┌─ Entries

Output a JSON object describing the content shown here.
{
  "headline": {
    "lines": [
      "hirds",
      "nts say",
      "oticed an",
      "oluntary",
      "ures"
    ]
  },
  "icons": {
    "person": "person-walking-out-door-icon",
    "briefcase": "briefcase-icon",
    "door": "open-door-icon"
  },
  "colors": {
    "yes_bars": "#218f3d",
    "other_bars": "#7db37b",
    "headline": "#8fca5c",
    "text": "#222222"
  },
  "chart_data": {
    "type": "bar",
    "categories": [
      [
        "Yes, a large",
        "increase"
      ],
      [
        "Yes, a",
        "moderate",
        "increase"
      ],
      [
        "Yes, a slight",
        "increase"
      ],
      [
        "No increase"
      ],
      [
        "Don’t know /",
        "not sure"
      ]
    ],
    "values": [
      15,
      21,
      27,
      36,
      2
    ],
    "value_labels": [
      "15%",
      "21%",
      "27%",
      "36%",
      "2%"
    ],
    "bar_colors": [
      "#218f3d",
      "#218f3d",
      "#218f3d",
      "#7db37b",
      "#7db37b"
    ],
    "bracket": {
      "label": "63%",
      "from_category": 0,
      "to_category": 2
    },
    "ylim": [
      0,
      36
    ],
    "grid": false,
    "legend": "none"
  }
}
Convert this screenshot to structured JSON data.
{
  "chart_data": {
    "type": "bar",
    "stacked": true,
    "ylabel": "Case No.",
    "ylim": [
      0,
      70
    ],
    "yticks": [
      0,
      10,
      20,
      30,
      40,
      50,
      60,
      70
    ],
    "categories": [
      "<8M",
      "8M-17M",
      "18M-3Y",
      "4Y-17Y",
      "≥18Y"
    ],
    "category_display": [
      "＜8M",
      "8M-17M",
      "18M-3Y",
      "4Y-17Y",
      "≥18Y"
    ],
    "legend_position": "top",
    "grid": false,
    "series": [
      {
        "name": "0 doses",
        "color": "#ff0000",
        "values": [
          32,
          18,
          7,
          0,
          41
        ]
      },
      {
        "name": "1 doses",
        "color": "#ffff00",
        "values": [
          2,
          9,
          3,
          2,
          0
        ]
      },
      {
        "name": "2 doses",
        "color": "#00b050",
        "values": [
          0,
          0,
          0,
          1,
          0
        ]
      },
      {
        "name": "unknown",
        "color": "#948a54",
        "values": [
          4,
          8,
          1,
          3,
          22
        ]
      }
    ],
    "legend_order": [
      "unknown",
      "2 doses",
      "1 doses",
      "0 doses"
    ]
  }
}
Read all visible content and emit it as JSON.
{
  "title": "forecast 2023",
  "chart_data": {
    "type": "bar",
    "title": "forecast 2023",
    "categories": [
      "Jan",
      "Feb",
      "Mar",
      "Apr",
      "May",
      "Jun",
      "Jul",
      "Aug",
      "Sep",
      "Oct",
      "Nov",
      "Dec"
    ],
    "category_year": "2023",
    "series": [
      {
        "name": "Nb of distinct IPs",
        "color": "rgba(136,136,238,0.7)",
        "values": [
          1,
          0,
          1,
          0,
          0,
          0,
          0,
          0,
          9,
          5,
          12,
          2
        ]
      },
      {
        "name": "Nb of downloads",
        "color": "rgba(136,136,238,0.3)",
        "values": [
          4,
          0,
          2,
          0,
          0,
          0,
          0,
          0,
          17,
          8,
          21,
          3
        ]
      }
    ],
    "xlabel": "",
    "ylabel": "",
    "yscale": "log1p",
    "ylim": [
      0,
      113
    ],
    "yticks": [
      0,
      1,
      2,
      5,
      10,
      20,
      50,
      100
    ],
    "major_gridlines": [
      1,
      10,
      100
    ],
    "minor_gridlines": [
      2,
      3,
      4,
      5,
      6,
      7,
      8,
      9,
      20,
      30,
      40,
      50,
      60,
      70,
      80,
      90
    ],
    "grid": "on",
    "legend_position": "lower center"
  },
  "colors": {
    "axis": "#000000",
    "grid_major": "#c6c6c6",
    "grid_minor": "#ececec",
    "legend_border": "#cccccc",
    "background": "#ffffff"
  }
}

└─

:: Task objective ::
The entries above must be returned in full, exactly as shown.

:: Finished task ::
Output a JSON object describing the content shown here.
{
  "headline": {
    "lines": [
      "hirds",
      "nts say",
      "oticed an",
      "oluntary",
      "ures"
    ]
  },
  "icons": {
    "person": "person-walking-out-door-icon",
    "briefcase": "briefcase-icon",
    "door": "open-door-icon"
  },
  "colors": {
    "yes_bars": "#218f3d",
    "other_bars": "#7db37b",
    "headline": "#8fca5c",
    "text": "#222222"
  },
  "chart_data": {
    "type": "bar",
    "categories": [
      [
        "Yes, a large",
        "increase"
      ],
      [
        "Yes, a",
        "moderate",
        "increase"
      ],
      [
        "Yes, a slight",
        "increase"
      ],
      [
        "No increase"
      ],
      [
        "Don’t know /",
        "not sure"
      ]
    ],
    "values": [
      15,
      21,
      27,
      36,
      2
    ],
    "value_labels": [
      "15%",
      "21%",
      "27%",
      "36%",
      "2%"
    ],
    "bar_colors": [
      "#218f3d",
      "#218f3d",
      "#218f3d",
      "#7db37b",
      "#7db37b"
    ],
    "bracket": {
      "label": "63%",
      "from_category": 0,
      "to_category": 2
    },
    "ylim": [
      0,
      36
    ],
    "grid": false,
    "legend": "none"
  }
}
Convert this screenshot to structured JSON data.
{
  "chart_data": {
    "type": "bar",
    "stacked": true,
    "ylabel": "Case No.",
    "ylim": [
      0,
      70
    ],
    "yticks": [
      0,
      10,
      20,
      30,
      40,
      50,
      60,
      70
    ],
    "categories": [
      "<8M",
      "8M-17M",
      "18M-3Y",
      "4Y-17Y",
      "≥18Y"
    ],
    "category_display": [
      "＜8M",
      "8M-17M",
      "18M-3Y",
      "4Y-17Y",
      "≥18Y"
    ],
    "legend_position": "top",
    "grid": false,
    "series": [
      {
        "name": "0 doses",
        "color": "#ff0000",
        "values": [
          32,
          18,
          7,
          0,
          41
        ]
      },
      {
        "name": "1 doses",
        "color": "#ffff00",
        "values": [
          2,
          9,
          3,
          2,
          0
        ]
      },
      {
        "name": "2 doses",
        "color": "#00b050",
        "values": [
          0,
          0,
          0,
          1,
          0
        ]
      },
      {
        "name": "unknown",
        "color": "#948a54",
        "values": [
          4,
          8,
          1,
          3,
          22
        ]
      }
    ],
    "legend_order": [
      "unknown",
      "2 doses",
      "1 doses",
      "0 doses"
    ]
  }
}
Read all visible content and emit it as JSON.
{
  "title": "forecast 2023",
  "chart_data": {
    "type": "bar",
    "title": "forecast 2023",
    "categories": [
      "Jan",
      "Feb",
      "Mar",
      "Apr",
      "May",
      "Jun",
      "Jul",
      "Aug",
      "Sep",
      "Oct",
      "Nov",
      "Dec"
    ],
    "category_year": "2023",
    "series": [
      {
        "name": "Nb of distinct IPs",
        "color": "rgba(136,136,238,0.7)",
        "values": [
          1,
          0,
          1,
          0,
          0,
          0,
          0,
          0,
          9,
          5,
          12,
          2
        ]
      },
      {
        "name": "Nb of downloads",
        "color": "rgba(136,136,238,0.3)",
        "values": [
          4,
          0,
          2,
          0,
          0,
          0,
          0,
          0,
          17,
          8,
          21,
          3
        ]
      }
    ],
    "xlabel": "",
    "ylabel": "",
    "yscale": "log1p",
    "ylim": [
      0,
      113
    ],
    "yticks": [
      0,
      1,
      2,
      5,
      10,
      20,
      50,
      100
    ],
    "major_gridlines": [
      1,
      10,
      100
    ],
    "minor_gridlines": [
      2,
      3,
      4,
      5,
      6,
      7,
      8,
      9,
      20,
      30,
      40,
      50,
      60,
      70,
      80,
      90
    ],
    "grid": "on",
    "legend_position": "lower center"
  },
  "colors": {
    "axis": "#000000",
    "grid_major": "#c6c6c6",
    "grid_minor": "#ececec",
    "legend_border": "#cccccc",
    "background": "#ffffff"
  }
}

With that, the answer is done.